Exercise aim: Output each line exactly as it appears, skipping any embedded picture.

Recorded data:
########

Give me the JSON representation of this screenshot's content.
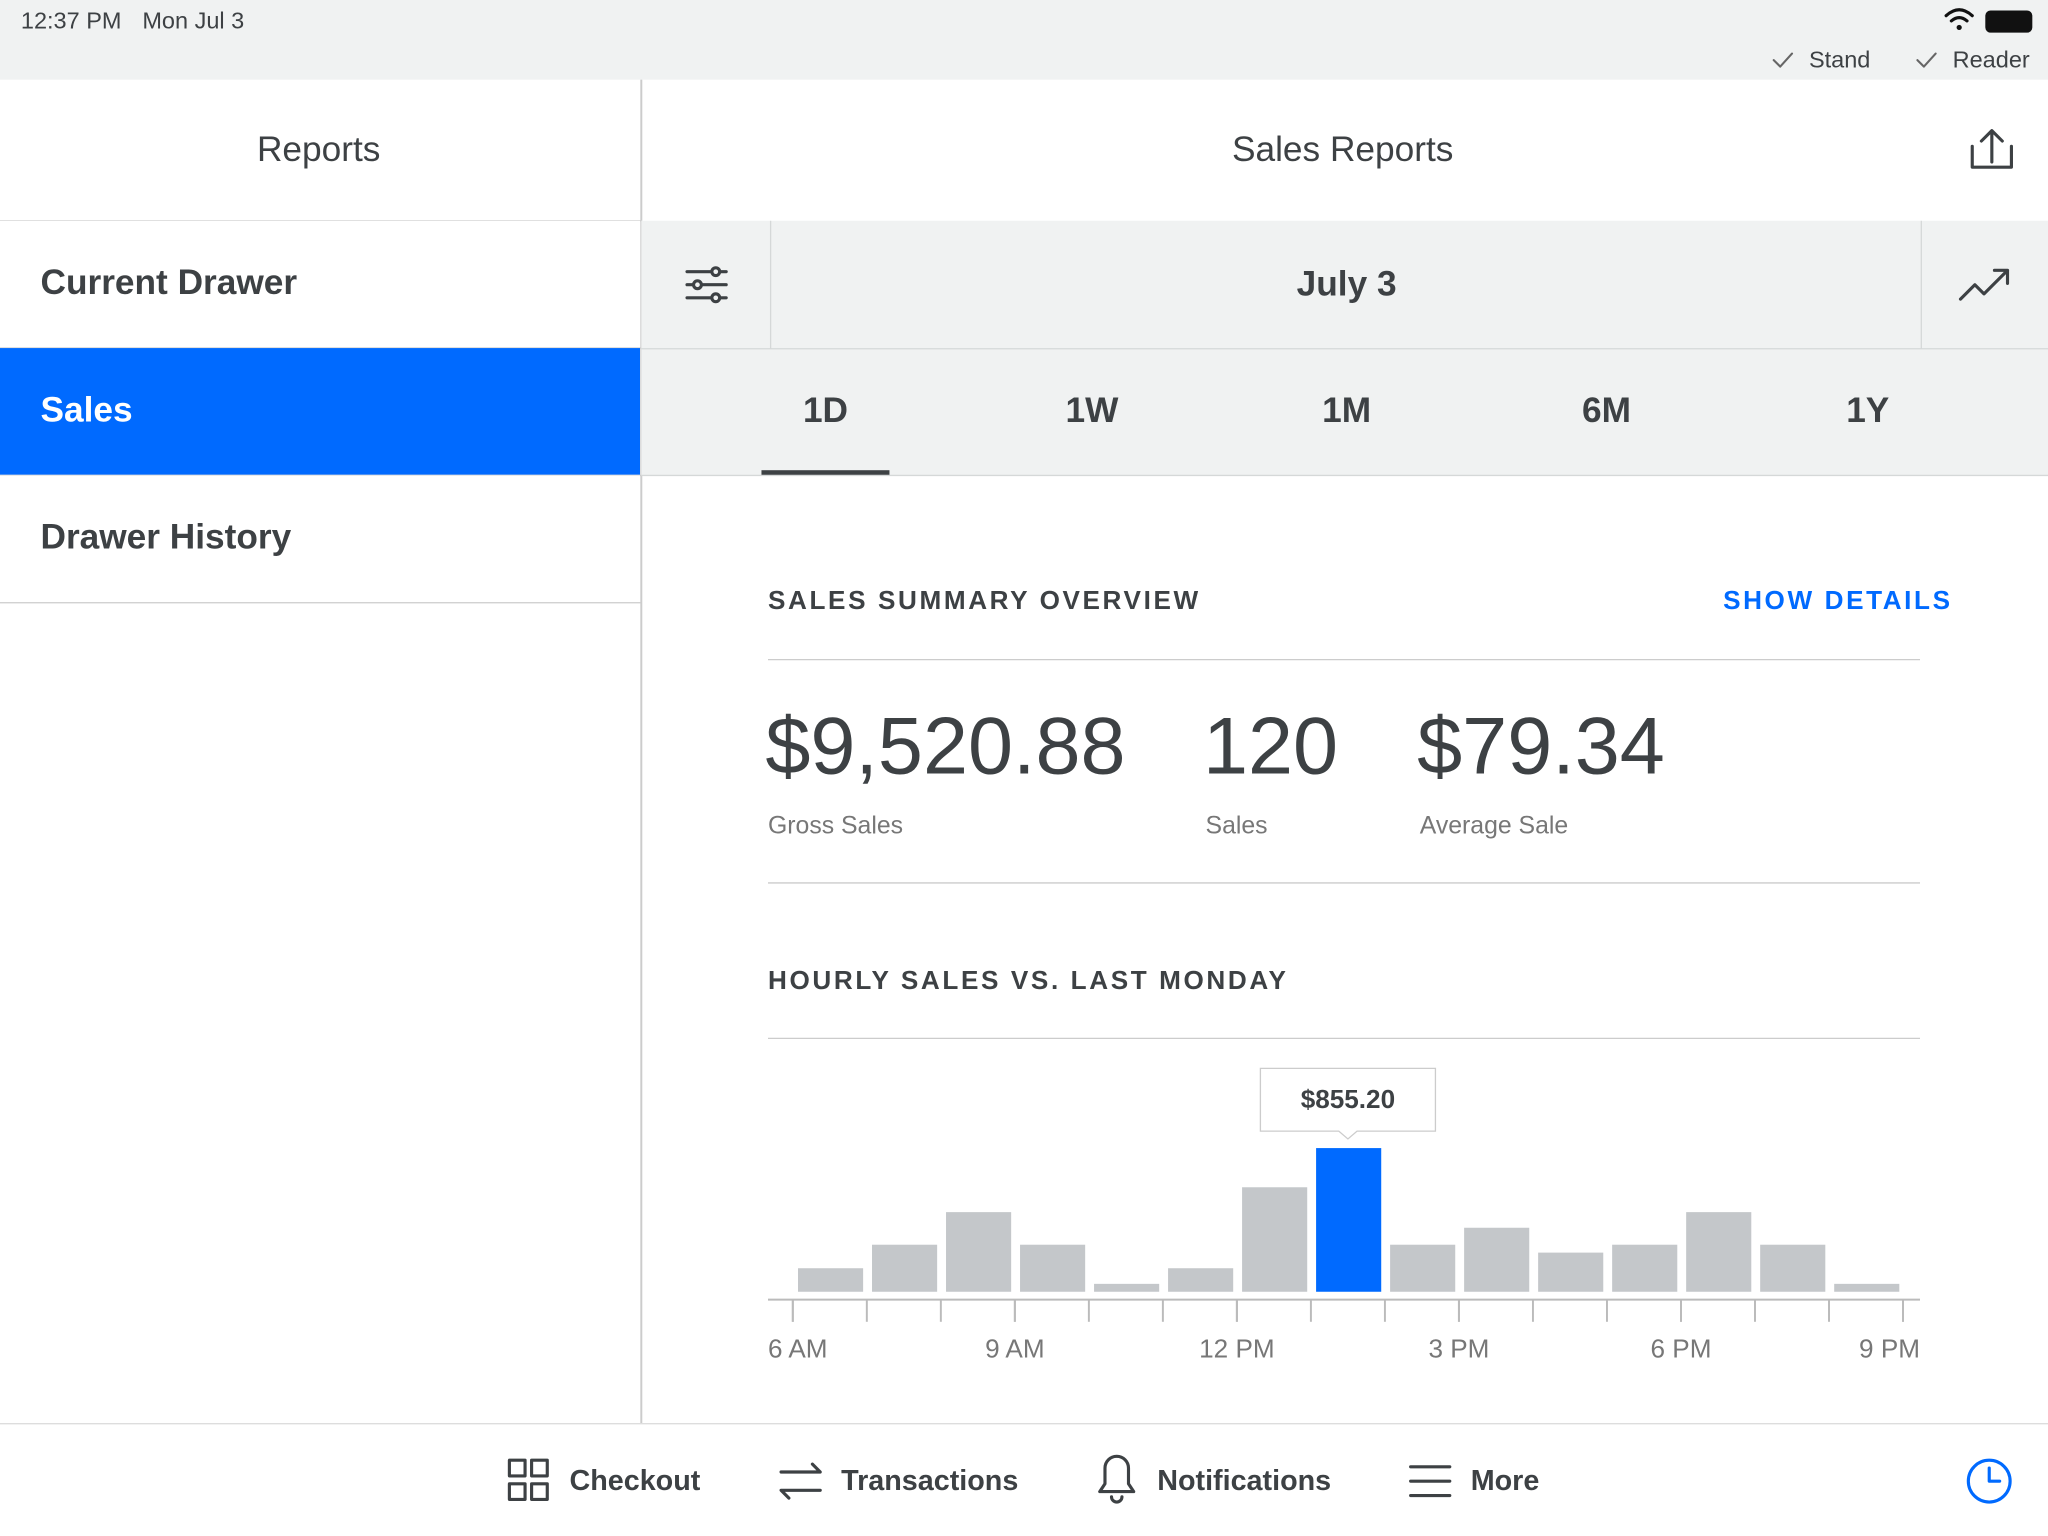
{
  "status_bar": {
    "time": "12:37 PM",
    "date": "Mon Jul 3",
    "accessories": [
      "Stand",
      "Reader"
    ]
  },
  "sidebar": {
    "title": "Reports",
    "items": [
      "Current Drawer",
      "Sales",
      "Drawer History"
    ],
    "selected": 1
  },
  "header": {
    "title": "Sales Reports",
    "date": "July 3"
  },
  "tabs": {
    "items": [
      "1D",
      "1W",
      "1M",
      "6M",
      "1Y"
    ],
    "selected": 0
  },
  "summary": {
    "title": "SALES SUMMARY OVERVIEW",
    "action": "SHOW DETAILS",
    "metrics": [
      {
        "value": "$9,520.88",
        "label": "Gross Sales"
      },
      {
        "value": "120",
        "label": "Sales"
      },
      {
        "value": "$79.34",
        "label": "Average Sale"
      }
    ]
  },
  "chart_data": {
    "type": "bar",
    "title": "HOURLY SALES VS. LAST MONDAY",
    "x": [
      6,
      7,
      8,
      9,
      10,
      11,
      12,
      13,
      14,
      15,
      16,
      17,
      18,
      19,
      20
    ],
    "values": [
      140,
      280,
      474,
      280,
      47,
      140,
      622,
      855.2,
      280,
      381,
      233,
      280,
      474,
      280,
      47
    ],
    "color": "#c4c7ca",
    "highlight_color": "#006aff",
    "highlight_index": 7,
    "highlight_label": "$855.20",
    "xlim": [
      6,
      21
    ],
    "xticks": [
      {
        "value": 6,
        "label": "6 AM"
      },
      {
        "value": 9,
        "label": "9 AM"
      },
      {
        "value": 12,
        "label": "12 PM"
      },
      {
        "value": 15,
        "label": "3 PM"
      },
      {
        "value": 18,
        "label": "6 PM"
      },
      {
        "value": 21,
        "label": "9 PM"
      }
    ],
    "minor_tick_step": 1
  },
  "nav": {
    "items": [
      "Checkout",
      "Transactions",
      "Notifications",
      "More"
    ]
  }
}
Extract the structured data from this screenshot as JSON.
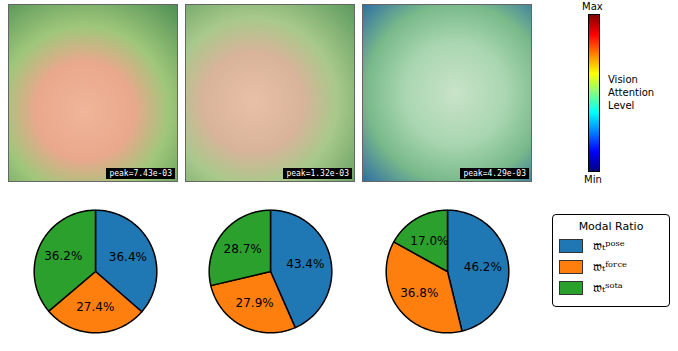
{
  "chart_data": [
    {
      "type": "pie",
      "categories": [
        "𝔴ₜᵖᵒˢᵉ",
        "𝔴ₜᶠᵒʳᶜᵉ",
        "𝔴ₜˢᵒᵗᵃ"
      ],
      "values": [
        36.4,
        27.4,
        36.2
      ],
      "value_labels": [
        "36.4%",
        "27.4%",
        "36.2%"
      ],
      "colors": [
        "#1f77b4",
        "#ff7f0e",
        "#2ca02c"
      ],
      "data_labels": true
    },
    {
      "type": "pie",
      "categories": [
        "𝔴ₜᵖᵒˢᵉ",
        "𝔴ₜᶠᵒʳᶜᵉ",
        "𝔴ₜˢᵒᵗᵃ"
      ],
      "values": [
        43.4,
        27.9,
        28.7
      ],
      "value_labels": [
        "43.4%",
        "27.9%",
        "28.7%"
      ],
      "colors": [
        "#1f77b4",
        "#ff7f0e",
        "#2ca02c"
      ],
      "data_labels": true
    },
    {
      "type": "pie",
      "categories": [
        "𝔴ₜᵖᵒˢᵉ",
        "𝔴ₜᶠᵒʳᶜᵉ",
        "𝔴ₜˢᵒᵗᵃ"
      ],
      "values": [
        46.2,
        36.8,
        17.0
      ],
      "value_labels": [
        "46.2%",
        "36.8%",
        "17.0%"
      ],
      "colors": [
        "#1f77b4",
        "#ff7f0e",
        "#2ca02c"
      ],
      "data_labels": true,
      "legend": "right"
    }
  ],
  "legend_title": "Modal Ratio",
  "colorbar": {
    "title": "Vision Attention Level",
    "max_label": "Max",
    "min_label": "Min"
  },
  "images": [
    {
      "label": "peak=7.43e-03"
    },
    {
      "label": "peak=1.32e-03"
    },
    {
      "label": "peak=4.29e-03"
    }
  ]
}
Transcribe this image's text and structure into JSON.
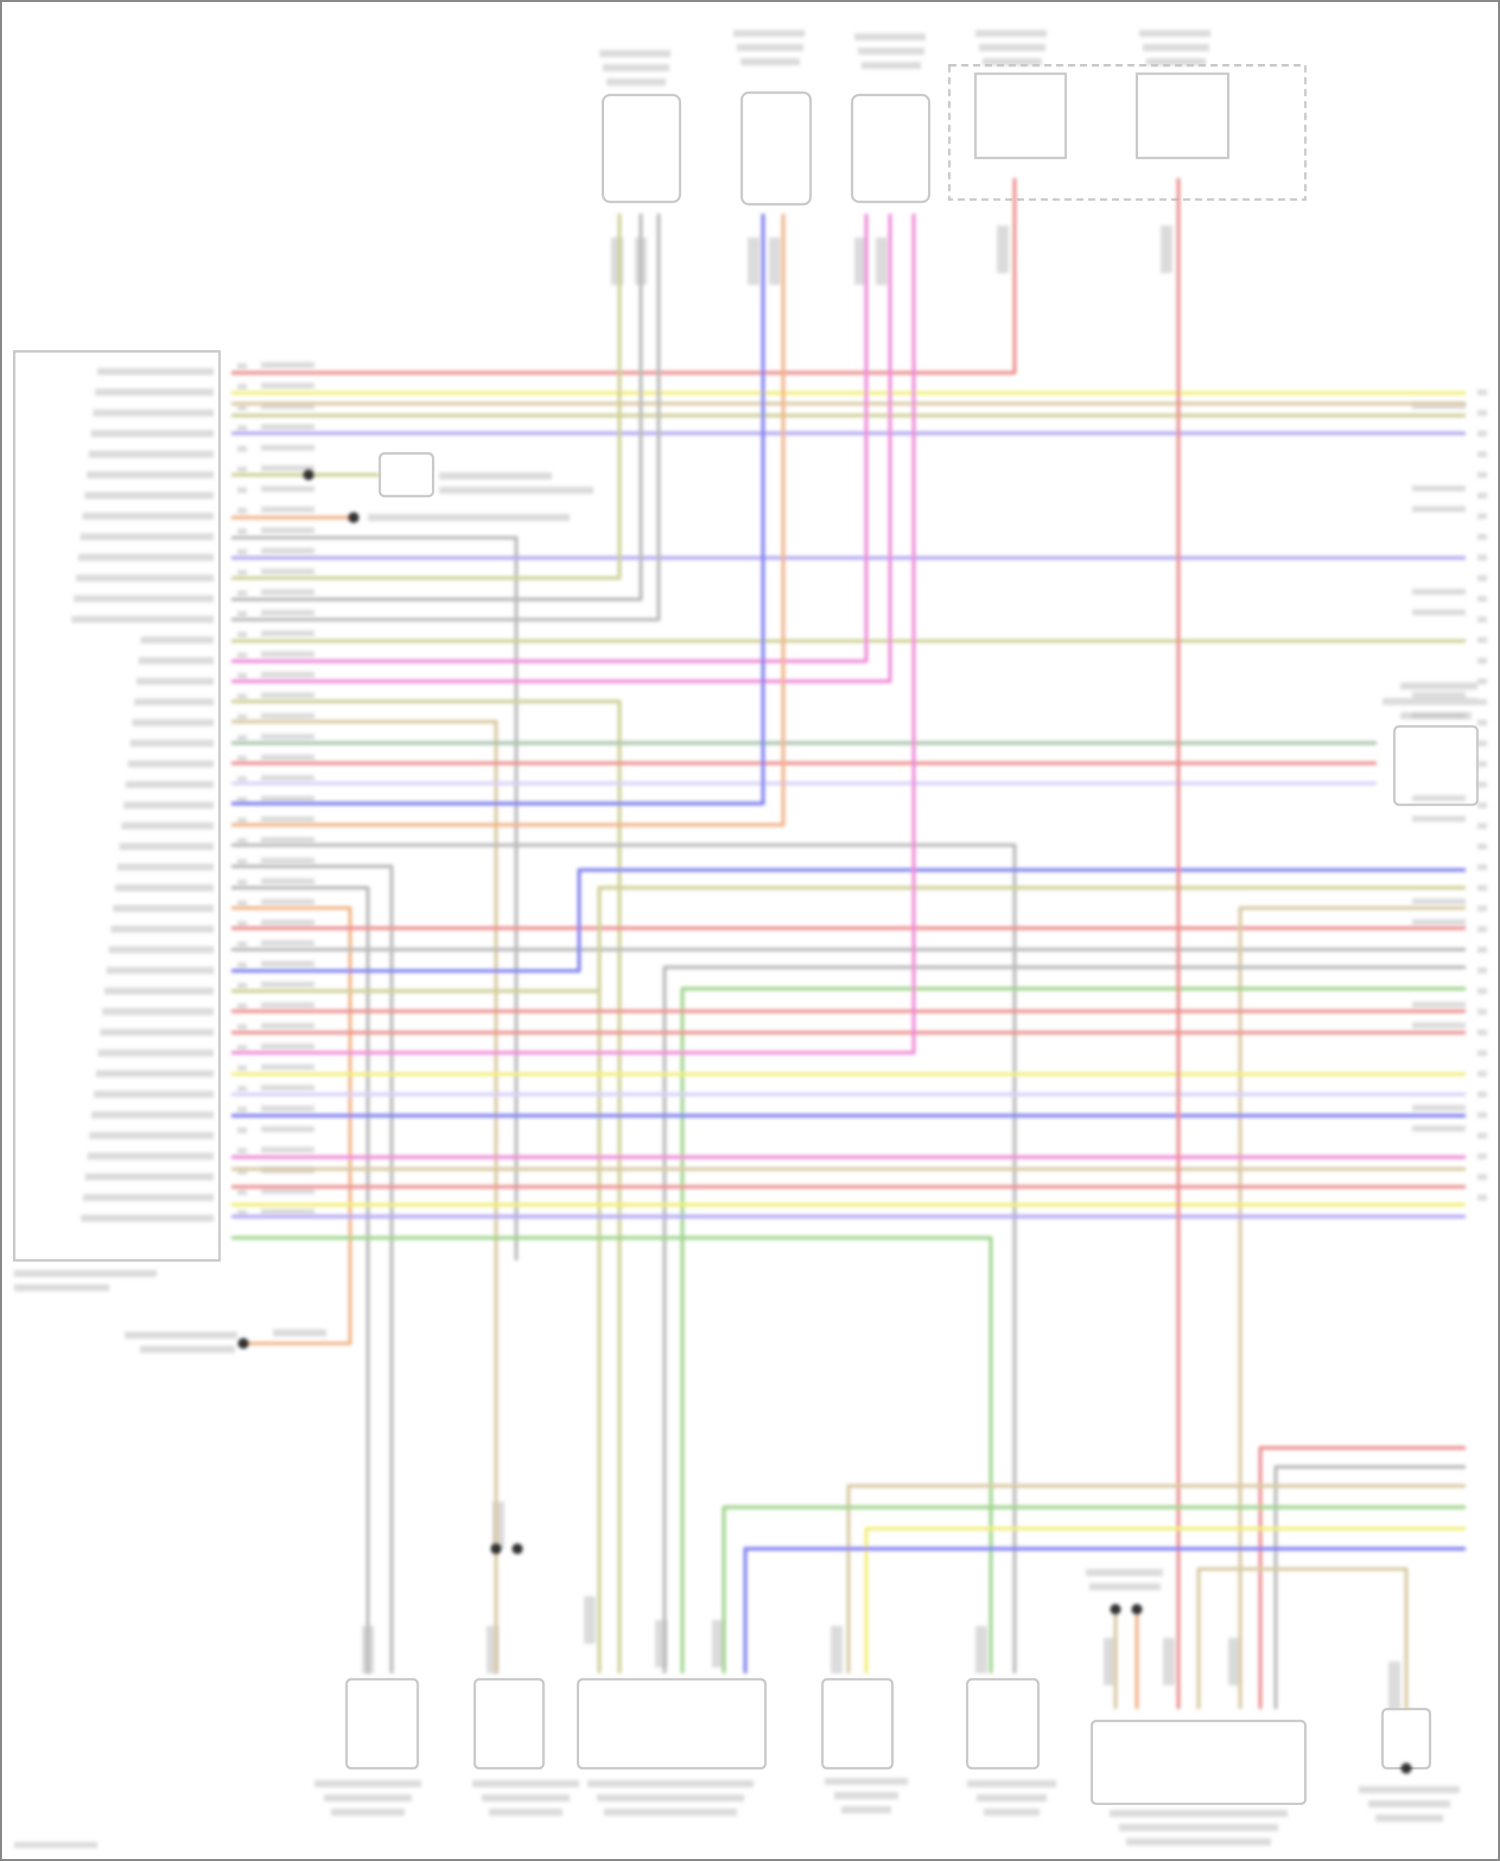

########

Answer to this problem:
Give me the JSON representation of this screenshot's content.
{
  "status_bar": {
    "time": "12:37 PM",
    "date": "Mon Jul 3",
    "accessories": [
      "Stand",
      "Reader"
    ]
  },
  "sidebar": {
    "title": "Reports",
    "items": [
      "Current Drawer",
      "Sales",
      "Drawer History"
    ],
    "selected": 1
  },
  "header": {
    "title": "Sales Reports",
    "date": "July 3"
  },
  "tabs": {
    "items": [
      "1D",
      "1W",
      "1M",
      "6M",
      "1Y"
    ],
    "selected": 0
  },
  "summary": {
    "title": "SALES SUMMARY OVERVIEW",
    "action": "SHOW DETAILS",
    "metrics": [
      {
        "value": "$9,520.88",
        "label": "Gross Sales"
      },
      {
        "value": "120",
        "label": "Sales"
      },
      {
        "value": "$79.34",
        "label": "Average Sale"
      }
    ]
  },
  "chart_data": {
    "type": "bar",
    "title": "HOURLY SALES VS. LAST MONDAY",
    "x": [
      6,
      7,
      8,
      9,
      10,
      11,
      12,
      13,
      14,
      15,
      16,
      17,
      18,
      19,
      20
    ],
    "values": [
      140,
      280,
      474,
      280,
      47,
      140,
      622,
      855.2,
      280,
      381,
      233,
      280,
      474,
      280,
      47
    ],
    "color": "#c4c7ca",
    "highlight_color": "#006aff",
    "highlight_index": 7,
    "highlight_label": "$855.20",
    "xlim": [
      6,
      21
    ],
    "xticks": [
      {
        "value": 6,
        "label": "6 AM"
      },
      {
        "value": 9,
        "label": "9 AM"
      },
      {
        "value": 12,
        "label": "12 PM"
      },
      {
        "value": 15,
        "label": "3 PM"
      },
      {
        "value": 18,
        "label": "6 PM"
      },
      {
        "value": 21,
        "label": "9 PM"
      }
    ],
    "minor_tick_step": 1
  },
  "nav": {
    "items": [
      "Checkout",
      "Transactions",
      "Notifications",
      "More"
    ]
  }
}
Extract the structured data from this screenshot as JSON.
{
  "chart_data": [
    {
      "type": "pie",
      "categories": [
        "𝔴ₜᵖᵒˢᵉ",
        "𝔴ₜᶠᵒʳᶜᵉ",
        "𝔴ₜˢᵒᵗᵃ"
      ],
      "values": [
        36.4,
        27.4,
        36.2
      ],
      "value_labels": [
        "36.4%",
        "27.4%",
        "36.2%"
      ],
      "colors": [
        "#1f77b4",
        "#ff7f0e",
        "#2ca02c"
      ],
      "data_labels": true
    },
    {
      "type": "pie",
      "categories": [
        "𝔴ₜᵖᵒˢᵉ",
        "𝔴ₜᶠᵒʳᶜᵉ",
        "𝔴ₜˢᵒᵗᵃ"
      ],
      "values": [
        43.4,
        27.9,
        28.7
      ],
      "value_labels": [
        "43.4%",
        "27.9%",
        "28.7%"
      ],
      "colors": [
        "#1f77b4",
        "#ff7f0e",
        "#2ca02c"
      ],
      "data_labels": true
    },
    {
      "type": "pie",
      "categories": [
        "𝔴ₜᵖᵒˢᵉ",
        "𝔴ₜᶠᵒʳᶜᵉ",
        "𝔴ₜˢᵒᵗᵃ"
      ],
      "values": [
        46.2,
        36.8,
        17.0
      ],
      "value_labels": [
        "46.2%",
        "36.8%",
        "17.0%"
      ],
      "colors": [
        "#1f77b4",
        "#ff7f0e",
        "#2ca02c"
      ],
      "data_labels": true,
      "legend": "right"
    }
  ],
  "legend_title": "Modal Ratio",
  "colorbar": {
    "title": "Vision Attention Level",
    "max_label": "Max",
    "min_label": "Min"
  },
  "images": [
    {
      "label": "peak=7.43e-03"
    },
    {
      "label": "peak=1.32e-03"
    },
    {
      "label": "peak=4.29e-03"
    }
  ]
}
Transcribe this image's text and structure into JSON.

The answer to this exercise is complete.